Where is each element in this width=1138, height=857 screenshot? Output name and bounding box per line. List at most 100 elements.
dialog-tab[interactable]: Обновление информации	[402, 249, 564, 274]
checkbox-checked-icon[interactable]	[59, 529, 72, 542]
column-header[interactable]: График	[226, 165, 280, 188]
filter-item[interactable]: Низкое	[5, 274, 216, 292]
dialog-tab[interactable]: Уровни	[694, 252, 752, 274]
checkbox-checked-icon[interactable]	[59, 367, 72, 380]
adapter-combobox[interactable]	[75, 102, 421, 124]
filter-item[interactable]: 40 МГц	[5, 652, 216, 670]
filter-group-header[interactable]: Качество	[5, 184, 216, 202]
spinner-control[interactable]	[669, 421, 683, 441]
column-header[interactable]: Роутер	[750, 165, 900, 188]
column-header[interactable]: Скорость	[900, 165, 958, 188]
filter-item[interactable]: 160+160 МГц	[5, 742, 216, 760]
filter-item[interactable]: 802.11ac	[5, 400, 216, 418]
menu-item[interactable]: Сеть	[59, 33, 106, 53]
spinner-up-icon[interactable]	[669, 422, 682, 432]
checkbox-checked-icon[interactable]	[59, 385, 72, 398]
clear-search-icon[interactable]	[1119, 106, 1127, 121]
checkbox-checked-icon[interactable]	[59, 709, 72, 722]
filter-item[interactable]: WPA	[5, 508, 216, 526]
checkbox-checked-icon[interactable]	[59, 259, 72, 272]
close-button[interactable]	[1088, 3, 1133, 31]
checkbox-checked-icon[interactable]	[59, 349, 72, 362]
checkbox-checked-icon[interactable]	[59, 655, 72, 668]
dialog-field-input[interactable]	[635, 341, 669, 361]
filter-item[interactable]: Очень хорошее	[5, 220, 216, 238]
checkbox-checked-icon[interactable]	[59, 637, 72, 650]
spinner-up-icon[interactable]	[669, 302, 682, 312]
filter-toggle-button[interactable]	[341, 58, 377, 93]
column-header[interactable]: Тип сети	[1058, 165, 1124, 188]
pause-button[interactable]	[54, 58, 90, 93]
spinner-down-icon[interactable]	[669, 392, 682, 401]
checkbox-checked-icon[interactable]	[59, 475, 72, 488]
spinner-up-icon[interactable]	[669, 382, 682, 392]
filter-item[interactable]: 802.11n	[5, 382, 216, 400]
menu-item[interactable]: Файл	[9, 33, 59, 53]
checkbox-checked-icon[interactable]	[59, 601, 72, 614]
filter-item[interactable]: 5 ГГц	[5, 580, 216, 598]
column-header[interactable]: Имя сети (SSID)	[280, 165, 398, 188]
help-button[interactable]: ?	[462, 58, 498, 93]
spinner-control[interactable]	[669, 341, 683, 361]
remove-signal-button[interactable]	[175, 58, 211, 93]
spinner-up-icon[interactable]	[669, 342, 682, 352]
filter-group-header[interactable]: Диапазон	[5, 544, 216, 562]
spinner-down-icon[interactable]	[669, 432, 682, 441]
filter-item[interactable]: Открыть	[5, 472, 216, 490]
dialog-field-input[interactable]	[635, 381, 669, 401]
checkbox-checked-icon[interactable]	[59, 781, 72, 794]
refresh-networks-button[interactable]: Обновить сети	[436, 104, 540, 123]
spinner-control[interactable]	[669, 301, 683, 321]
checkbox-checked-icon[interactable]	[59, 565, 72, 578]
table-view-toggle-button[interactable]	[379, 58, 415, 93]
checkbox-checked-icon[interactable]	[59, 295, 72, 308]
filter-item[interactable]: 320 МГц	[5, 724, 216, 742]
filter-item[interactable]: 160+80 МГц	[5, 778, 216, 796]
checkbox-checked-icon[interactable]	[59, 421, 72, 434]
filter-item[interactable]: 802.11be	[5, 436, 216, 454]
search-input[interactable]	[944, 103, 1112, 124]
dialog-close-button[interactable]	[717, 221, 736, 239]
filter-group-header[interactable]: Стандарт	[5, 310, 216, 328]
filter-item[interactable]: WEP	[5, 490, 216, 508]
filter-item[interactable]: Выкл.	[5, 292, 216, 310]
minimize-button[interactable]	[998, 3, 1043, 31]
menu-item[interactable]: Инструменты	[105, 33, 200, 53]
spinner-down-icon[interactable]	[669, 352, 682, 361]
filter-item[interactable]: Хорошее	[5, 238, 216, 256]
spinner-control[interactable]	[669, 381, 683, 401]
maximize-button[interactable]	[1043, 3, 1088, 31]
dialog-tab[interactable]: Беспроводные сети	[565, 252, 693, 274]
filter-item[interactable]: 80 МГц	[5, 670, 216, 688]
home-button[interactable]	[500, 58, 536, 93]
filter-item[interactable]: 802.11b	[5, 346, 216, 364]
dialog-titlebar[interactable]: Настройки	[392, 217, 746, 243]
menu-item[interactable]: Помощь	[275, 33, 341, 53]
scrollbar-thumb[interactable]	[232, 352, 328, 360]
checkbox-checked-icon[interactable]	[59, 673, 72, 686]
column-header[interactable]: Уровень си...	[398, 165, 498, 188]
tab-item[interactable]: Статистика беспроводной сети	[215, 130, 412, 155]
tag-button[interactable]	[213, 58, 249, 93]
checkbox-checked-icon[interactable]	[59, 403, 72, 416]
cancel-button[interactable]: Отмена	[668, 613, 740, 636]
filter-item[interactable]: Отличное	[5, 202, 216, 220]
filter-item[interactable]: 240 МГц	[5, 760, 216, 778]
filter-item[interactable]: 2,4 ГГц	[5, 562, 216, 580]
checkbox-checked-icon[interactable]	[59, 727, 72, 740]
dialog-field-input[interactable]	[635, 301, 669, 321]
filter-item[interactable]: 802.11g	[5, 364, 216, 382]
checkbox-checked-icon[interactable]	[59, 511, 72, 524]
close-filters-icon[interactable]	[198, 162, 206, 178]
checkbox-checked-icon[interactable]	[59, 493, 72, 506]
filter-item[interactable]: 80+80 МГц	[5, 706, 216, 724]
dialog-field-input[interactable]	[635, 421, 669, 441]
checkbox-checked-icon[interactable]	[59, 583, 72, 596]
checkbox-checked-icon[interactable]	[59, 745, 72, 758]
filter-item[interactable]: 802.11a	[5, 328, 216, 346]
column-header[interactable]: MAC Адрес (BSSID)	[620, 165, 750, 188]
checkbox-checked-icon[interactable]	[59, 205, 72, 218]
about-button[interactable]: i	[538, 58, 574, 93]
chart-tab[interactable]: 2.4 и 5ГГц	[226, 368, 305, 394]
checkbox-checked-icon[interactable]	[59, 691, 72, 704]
###
*Work instructions:* Reproduce every row above once more, character for character, with nothing changed or left out.

*Task answer:*
Where is each element in this width=1138, height=857 screenshot? Output name and bounding box per line. List at most 100 elements.
dialog-tab[interactable]: Обновление информации	[402, 249, 564, 274]
checkbox-checked-icon[interactable]	[59, 529, 72, 542]
column-header[interactable]: График	[226, 165, 280, 188]
filter-item[interactable]: Низкое	[5, 274, 216, 292]
dialog-tab[interactable]: Уровни	[694, 252, 752, 274]
checkbox-checked-icon[interactable]	[59, 367, 72, 380]
adapter-combobox[interactable]	[75, 102, 421, 124]
filter-item[interactable]: 40 МГц	[5, 652, 216, 670]
filter-group-header[interactable]: Качество	[5, 184, 216, 202]
spinner-control[interactable]	[669, 421, 683, 441]
column-header[interactable]: Роутер	[750, 165, 900, 188]
column-header[interactable]: Скорость	[900, 165, 958, 188]
filter-item[interactable]: 160+160 МГц	[5, 742, 216, 760]
filter-item[interactable]: 802.11ac	[5, 400, 216, 418]
menu-item[interactable]: Сеть	[59, 33, 106, 53]
spinner-up-icon[interactable]	[669, 422, 682, 432]
checkbox-checked-icon[interactable]	[59, 385, 72, 398]
clear-search-icon[interactable]	[1119, 106, 1127, 121]
checkbox-checked-icon[interactable]	[59, 709, 72, 722]
filter-item[interactable]: WPA	[5, 508, 216, 526]
checkbox-checked-icon[interactable]	[59, 259, 72, 272]
close-button[interactable]	[1088, 3, 1133, 31]
checkbox-checked-icon[interactable]	[59, 349, 72, 362]
checkbox-checked-icon[interactable]	[59, 655, 72, 668]
dialog-field-input[interactable]	[635, 341, 669, 361]
filter-item[interactable]: Очень хорошее	[5, 220, 216, 238]
checkbox-checked-icon[interactable]	[59, 637, 72, 650]
spinner-up-icon[interactable]	[669, 302, 682, 312]
filter-toggle-button[interactable]	[341, 58, 377, 93]
column-header[interactable]: Тип сети	[1058, 165, 1124, 188]
pause-button[interactable]	[54, 58, 90, 93]
spinner-down-icon[interactable]	[669, 392, 682, 401]
checkbox-checked-icon[interactable]	[59, 475, 72, 488]
spinner-up-icon[interactable]	[669, 382, 682, 392]
filter-item[interactable]: 802.11n	[5, 382, 216, 400]
menu-item[interactable]: Файл	[9, 33, 59, 53]
checkbox-checked-icon[interactable]	[59, 601, 72, 614]
filter-item[interactable]: 5 ГГц	[5, 580, 216, 598]
column-header[interactable]: Имя сети (SSID)	[280, 165, 398, 188]
help-button[interactable]: ?	[462, 58, 498, 93]
spinner-control[interactable]	[669, 341, 683, 361]
remove-signal-button[interactable]	[175, 58, 211, 93]
spinner-up-icon[interactable]	[669, 342, 682, 352]
filter-group-header[interactable]: Диапазон	[5, 544, 216, 562]
spinner-down-icon[interactable]	[669, 432, 682, 441]
filter-item[interactable]: Открыть	[5, 472, 216, 490]
dialog-field-input[interactable]	[635, 381, 669, 401]
checkbox-checked-icon[interactable]	[59, 781, 72, 794]
refresh-networks-button[interactable]: Обновить сети	[436, 104, 540, 123]
spinner-control[interactable]	[669, 301, 683, 321]
checkbox-checked-icon[interactable]	[59, 565, 72, 578]
table-view-toggle-button[interactable]	[379, 58, 415, 93]
checkbox-checked-icon[interactable]	[59, 295, 72, 308]
filter-item[interactable]: 320 МГц	[5, 724, 216, 742]
filter-item[interactable]: 160+80 МГц	[5, 778, 216, 796]
checkbox-checked-icon[interactable]	[59, 421, 72, 434]
filter-item[interactable]: 802.11be	[5, 436, 216, 454]
search-input[interactable]	[944, 103, 1112, 124]
dialog-close-button[interactable]	[717, 221, 736, 239]
filter-group-header[interactable]: Стандарт	[5, 310, 216, 328]
filter-item[interactable]: WEP	[5, 490, 216, 508]
filter-item[interactable]: Выкл.	[5, 292, 216, 310]
minimize-button[interactable]	[998, 3, 1043, 31]
menu-item[interactable]: Инструменты	[105, 33, 200, 53]
spinner-down-icon[interactable]	[669, 352, 682, 361]
filter-item[interactable]: Хорошее	[5, 238, 216, 256]
spinner-control[interactable]	[669, 381, 683, 401]
maximize-button[interactable]	[1043, 3, 1088, 31]
dialog-tab[interactable]: Беспроводные сети	[565, 252, 693, 274]
filter-item[interactable]: 80 МГц	[5, 670, 216, 688]
home-button[interactable]	[500, 58, 536, 93]
filter-item[interactable]: 802.11b	[5, 346, 216, 364]
dialog-titlebar[interactable]: Настройки	[392, 217, 746, 243]
menu-item[interactable]: Помощь	[275, 33, 341, 53]
scrollbar-thumb[interactable]	[232, 352, 328, 360]
checkbox-checked-icon[interactable]	[59, 673, 72, 686]
column-header[interactable]: Уровень си...	[398, 165, 498, 188]
tab-item[interactable]: Статистика беспроводной сети	[215, 130, 412, 155]
tag-button[interactable]	[213, 58, 249, 93]
checkbox-checked-icon[interactable]	[59, 403, 72, 416]
cancel-button[interactable]: Отмена	[668, 613, 740, 636]
filter-item[interactable]: Отличное	[5, 202, 216, 220]
filter-item[interactable]: 240 МГц	[5, 760, 216, 778]
filter-item[interactable]: 2,4 ГГц	[5, 562, 216, 580]
checkbox-checked-icon[interactable]	[59, 727, 72, 740]
dialog-field-input[interactable]	[635, 301, 669, 321]
filter-item[interactable]: 802.11g	[5, 364, 216, 382]
checkbox-checked-icon[interactable]	[59, 511, 72, 524]
close-filters-icon[interactable]	[198, 162, 206, 178]
checkbox-checked-icon[interactable]	[59, 493, 72, 506]
filter-item[interactable]: 80+80 МГц	[5, 706, 216, 724]
dialog-field-input[interactable]	[635, 421, 669, 441]
checkbox-checked-icon[interactable]	[59, 583, 72, 596]
checkbox-checked-icon[interactable]	[59, 745, 72, 758]
filter-item[interactable]: 802.11a	[5, 328, 216, 346]
column-header[interactable]: MAC Адрес (BSSID)	[620, 165, 750, 188]
checkbox-checked-icon[interactable]	[59, 205, 72, 218]
about-button[interactable]: i	[538, 58, 574, 93]
chart-tab[interactable]: 2.4 и 5ГГц	[226, 368, 305, 394]
checkbox-checked-icon[interactable]	[59, 691, 72, 704]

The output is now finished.